▶ [Exercise directions] In the listing below, locate the lines bearing the word "hearing". Copy every one of them.
:: Data for processing
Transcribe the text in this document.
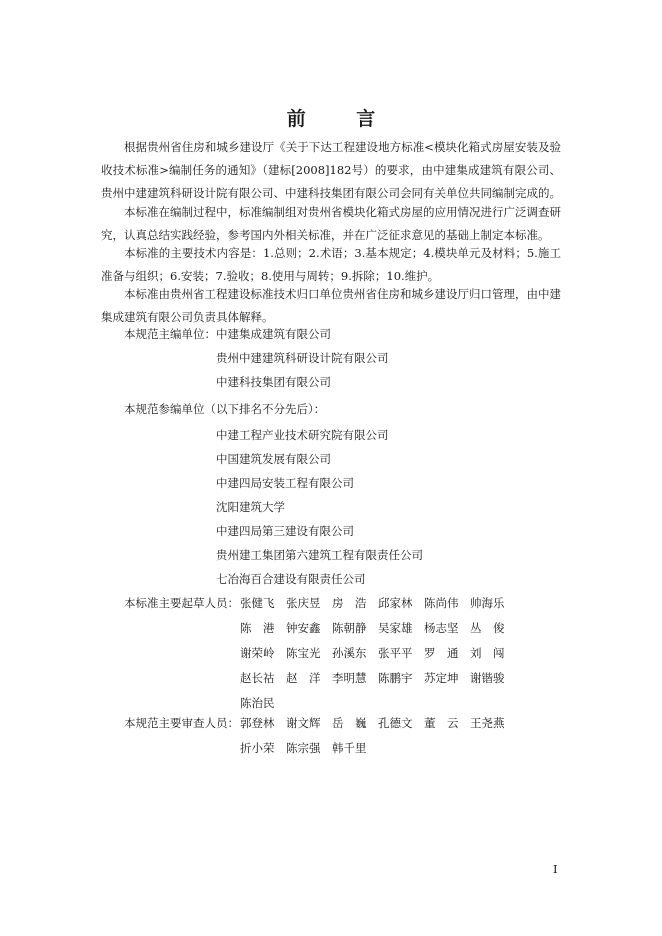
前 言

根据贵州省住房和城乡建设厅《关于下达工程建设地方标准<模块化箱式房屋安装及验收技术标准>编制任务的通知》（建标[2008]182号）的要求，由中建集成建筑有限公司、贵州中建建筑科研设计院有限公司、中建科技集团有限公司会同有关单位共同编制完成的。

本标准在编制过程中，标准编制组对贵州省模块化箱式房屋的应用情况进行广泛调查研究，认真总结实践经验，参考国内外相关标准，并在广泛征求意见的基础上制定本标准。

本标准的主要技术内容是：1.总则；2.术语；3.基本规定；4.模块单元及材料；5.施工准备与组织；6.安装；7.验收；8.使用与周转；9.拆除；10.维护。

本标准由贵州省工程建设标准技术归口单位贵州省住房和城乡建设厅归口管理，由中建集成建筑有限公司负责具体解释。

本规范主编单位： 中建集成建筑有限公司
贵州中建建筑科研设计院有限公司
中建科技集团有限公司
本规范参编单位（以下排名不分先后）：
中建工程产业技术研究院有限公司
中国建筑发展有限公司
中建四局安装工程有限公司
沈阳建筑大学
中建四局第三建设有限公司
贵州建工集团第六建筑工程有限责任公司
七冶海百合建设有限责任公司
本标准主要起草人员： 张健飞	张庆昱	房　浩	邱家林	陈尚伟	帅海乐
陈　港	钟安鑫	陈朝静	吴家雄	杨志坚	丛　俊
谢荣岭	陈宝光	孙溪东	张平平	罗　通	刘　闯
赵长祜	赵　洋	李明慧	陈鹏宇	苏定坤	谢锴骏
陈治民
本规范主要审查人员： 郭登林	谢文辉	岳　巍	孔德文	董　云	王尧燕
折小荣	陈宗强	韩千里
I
::::
:: Data for processing
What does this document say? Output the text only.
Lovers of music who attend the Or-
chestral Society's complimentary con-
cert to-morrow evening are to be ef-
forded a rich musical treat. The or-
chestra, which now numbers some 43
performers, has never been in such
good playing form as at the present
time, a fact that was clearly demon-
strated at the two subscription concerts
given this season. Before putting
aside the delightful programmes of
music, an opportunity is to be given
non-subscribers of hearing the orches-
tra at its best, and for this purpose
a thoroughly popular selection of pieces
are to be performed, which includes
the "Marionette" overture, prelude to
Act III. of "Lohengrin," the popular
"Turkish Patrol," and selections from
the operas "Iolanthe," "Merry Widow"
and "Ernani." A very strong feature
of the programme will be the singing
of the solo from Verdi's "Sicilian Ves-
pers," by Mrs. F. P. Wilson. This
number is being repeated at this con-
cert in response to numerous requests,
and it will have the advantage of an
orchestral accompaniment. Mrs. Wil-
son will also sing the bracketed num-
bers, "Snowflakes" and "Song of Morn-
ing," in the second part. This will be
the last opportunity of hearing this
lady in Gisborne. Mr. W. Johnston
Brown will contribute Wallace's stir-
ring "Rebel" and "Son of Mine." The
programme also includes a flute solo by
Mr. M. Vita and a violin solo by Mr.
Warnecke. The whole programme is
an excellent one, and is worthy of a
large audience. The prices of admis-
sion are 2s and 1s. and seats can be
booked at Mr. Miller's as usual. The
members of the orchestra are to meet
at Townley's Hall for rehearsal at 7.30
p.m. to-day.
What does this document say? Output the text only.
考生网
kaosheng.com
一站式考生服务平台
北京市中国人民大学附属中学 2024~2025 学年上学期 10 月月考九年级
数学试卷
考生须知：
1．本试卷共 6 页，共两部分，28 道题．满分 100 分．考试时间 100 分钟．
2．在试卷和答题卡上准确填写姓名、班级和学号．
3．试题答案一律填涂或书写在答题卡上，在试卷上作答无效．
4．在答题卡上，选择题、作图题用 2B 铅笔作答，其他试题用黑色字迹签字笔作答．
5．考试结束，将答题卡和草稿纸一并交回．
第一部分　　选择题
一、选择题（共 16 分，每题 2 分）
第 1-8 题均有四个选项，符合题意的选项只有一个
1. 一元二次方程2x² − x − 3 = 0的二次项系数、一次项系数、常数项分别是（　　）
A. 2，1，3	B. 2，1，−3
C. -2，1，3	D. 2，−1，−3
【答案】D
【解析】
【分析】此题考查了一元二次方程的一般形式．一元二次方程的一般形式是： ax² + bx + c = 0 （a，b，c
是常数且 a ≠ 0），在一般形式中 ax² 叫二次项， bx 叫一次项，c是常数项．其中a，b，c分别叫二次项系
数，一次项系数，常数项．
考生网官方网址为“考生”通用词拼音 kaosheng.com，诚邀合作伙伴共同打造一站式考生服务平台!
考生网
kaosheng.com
::::
:: Data for processing
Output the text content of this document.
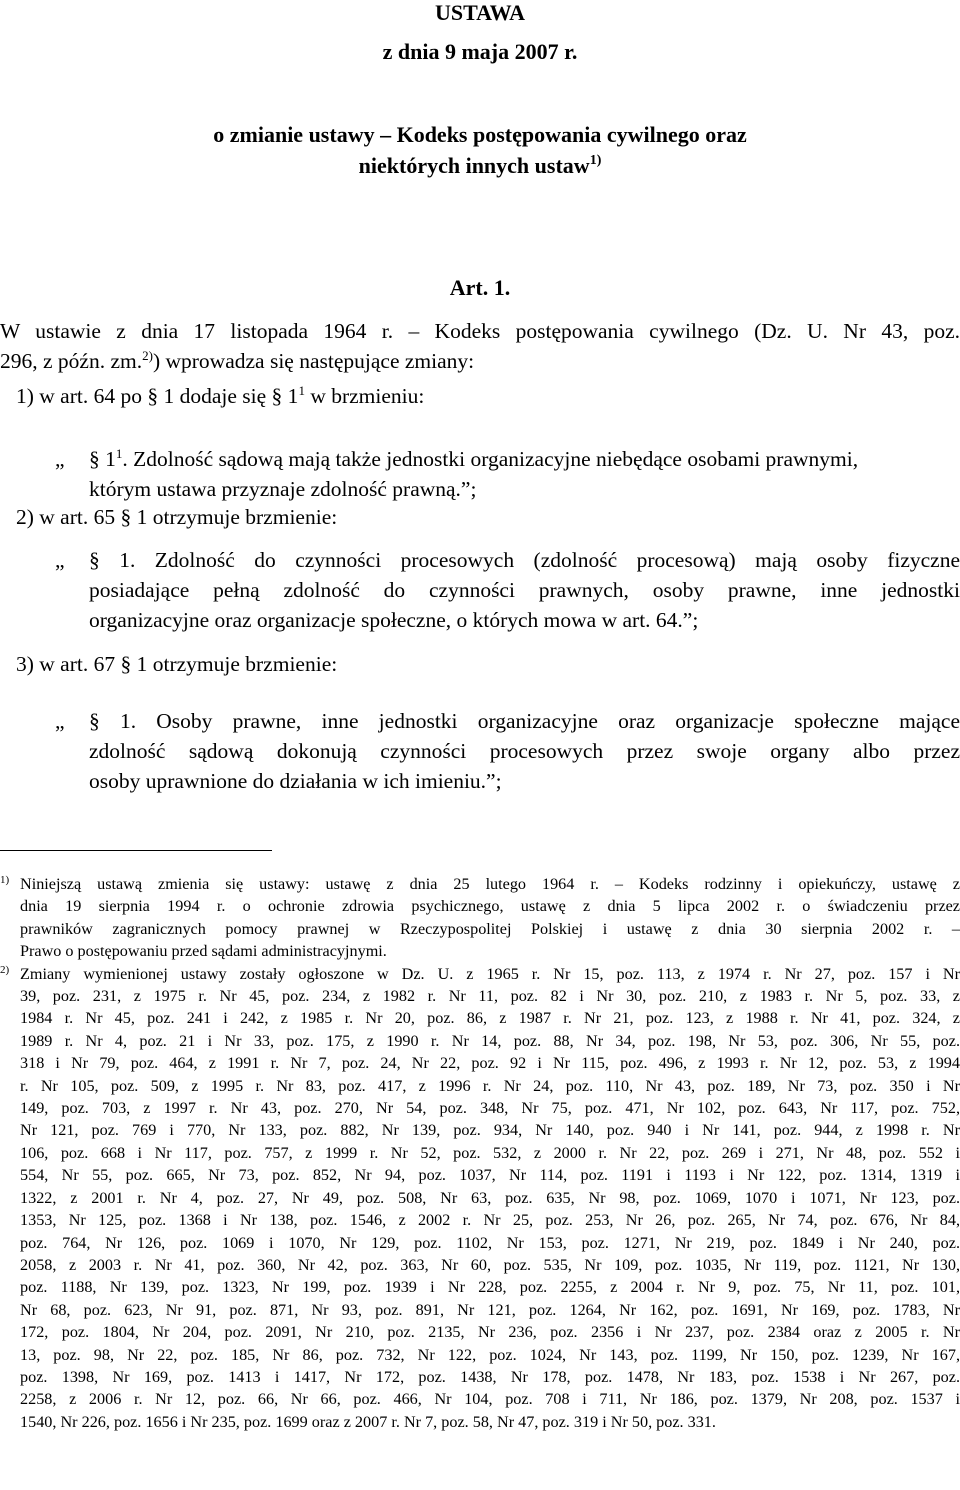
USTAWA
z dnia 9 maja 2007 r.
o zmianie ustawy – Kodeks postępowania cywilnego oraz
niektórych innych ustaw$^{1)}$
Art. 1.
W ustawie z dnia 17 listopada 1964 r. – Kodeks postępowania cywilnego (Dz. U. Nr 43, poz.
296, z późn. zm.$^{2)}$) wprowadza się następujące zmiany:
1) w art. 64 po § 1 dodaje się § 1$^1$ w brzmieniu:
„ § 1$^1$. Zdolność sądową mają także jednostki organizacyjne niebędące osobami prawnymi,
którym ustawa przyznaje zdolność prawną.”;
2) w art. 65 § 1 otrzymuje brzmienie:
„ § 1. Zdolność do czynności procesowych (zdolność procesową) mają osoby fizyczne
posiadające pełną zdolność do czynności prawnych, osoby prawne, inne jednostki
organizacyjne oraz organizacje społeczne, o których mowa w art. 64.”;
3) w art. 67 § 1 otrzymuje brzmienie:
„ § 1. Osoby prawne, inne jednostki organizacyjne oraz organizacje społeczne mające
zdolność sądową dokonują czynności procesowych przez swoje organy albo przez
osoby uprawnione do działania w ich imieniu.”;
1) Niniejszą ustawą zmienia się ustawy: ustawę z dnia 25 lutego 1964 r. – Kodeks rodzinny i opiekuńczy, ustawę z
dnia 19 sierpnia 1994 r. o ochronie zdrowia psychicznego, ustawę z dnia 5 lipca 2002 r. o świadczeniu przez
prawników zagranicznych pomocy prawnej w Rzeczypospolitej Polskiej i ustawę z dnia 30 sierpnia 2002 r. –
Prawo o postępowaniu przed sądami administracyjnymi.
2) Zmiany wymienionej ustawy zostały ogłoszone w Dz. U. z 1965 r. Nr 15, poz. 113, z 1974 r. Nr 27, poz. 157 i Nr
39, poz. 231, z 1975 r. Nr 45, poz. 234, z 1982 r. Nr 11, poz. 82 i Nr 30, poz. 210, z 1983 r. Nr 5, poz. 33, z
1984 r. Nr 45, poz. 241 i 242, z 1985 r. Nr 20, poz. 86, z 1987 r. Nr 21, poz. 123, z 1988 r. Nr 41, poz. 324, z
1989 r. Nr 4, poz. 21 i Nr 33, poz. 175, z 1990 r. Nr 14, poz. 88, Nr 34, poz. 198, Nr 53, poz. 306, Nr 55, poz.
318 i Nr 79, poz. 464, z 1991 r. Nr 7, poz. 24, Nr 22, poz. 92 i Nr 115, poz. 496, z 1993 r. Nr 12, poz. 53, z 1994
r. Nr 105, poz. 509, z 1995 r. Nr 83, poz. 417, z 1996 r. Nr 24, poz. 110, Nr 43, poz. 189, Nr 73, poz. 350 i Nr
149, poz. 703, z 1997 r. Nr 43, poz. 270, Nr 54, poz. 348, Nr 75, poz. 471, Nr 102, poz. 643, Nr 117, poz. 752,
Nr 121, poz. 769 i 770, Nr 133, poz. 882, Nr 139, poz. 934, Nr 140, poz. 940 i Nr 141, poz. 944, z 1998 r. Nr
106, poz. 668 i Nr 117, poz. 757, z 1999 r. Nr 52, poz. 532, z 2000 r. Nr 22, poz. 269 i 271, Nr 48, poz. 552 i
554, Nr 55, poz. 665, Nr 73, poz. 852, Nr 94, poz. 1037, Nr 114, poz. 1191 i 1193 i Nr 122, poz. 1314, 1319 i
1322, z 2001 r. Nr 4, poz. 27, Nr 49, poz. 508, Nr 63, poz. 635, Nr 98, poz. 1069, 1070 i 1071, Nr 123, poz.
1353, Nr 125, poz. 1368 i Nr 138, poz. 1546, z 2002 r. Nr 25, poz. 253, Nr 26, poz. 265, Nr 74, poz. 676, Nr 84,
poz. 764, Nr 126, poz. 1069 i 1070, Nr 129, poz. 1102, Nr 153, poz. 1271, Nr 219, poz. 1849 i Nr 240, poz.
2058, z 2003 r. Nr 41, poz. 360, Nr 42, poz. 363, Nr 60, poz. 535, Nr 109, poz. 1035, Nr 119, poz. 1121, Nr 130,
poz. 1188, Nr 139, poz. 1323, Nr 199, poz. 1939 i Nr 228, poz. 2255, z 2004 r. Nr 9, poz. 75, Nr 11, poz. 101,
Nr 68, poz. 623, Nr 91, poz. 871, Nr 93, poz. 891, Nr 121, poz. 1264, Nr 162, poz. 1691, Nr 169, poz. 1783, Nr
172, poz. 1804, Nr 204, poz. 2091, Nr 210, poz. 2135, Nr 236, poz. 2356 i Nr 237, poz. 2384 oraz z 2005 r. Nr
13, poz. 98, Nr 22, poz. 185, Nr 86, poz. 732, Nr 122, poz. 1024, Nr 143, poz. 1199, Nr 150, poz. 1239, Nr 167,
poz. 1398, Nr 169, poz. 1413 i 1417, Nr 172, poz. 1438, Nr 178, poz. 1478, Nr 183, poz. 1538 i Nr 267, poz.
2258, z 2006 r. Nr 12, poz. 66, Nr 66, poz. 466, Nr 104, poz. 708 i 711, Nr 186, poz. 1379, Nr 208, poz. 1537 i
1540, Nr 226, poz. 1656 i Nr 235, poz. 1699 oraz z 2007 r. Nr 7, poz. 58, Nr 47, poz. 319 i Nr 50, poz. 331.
::::
▶ [Answer in full]
non-subscribers of hearing the orches-
the last opportunity of hearing this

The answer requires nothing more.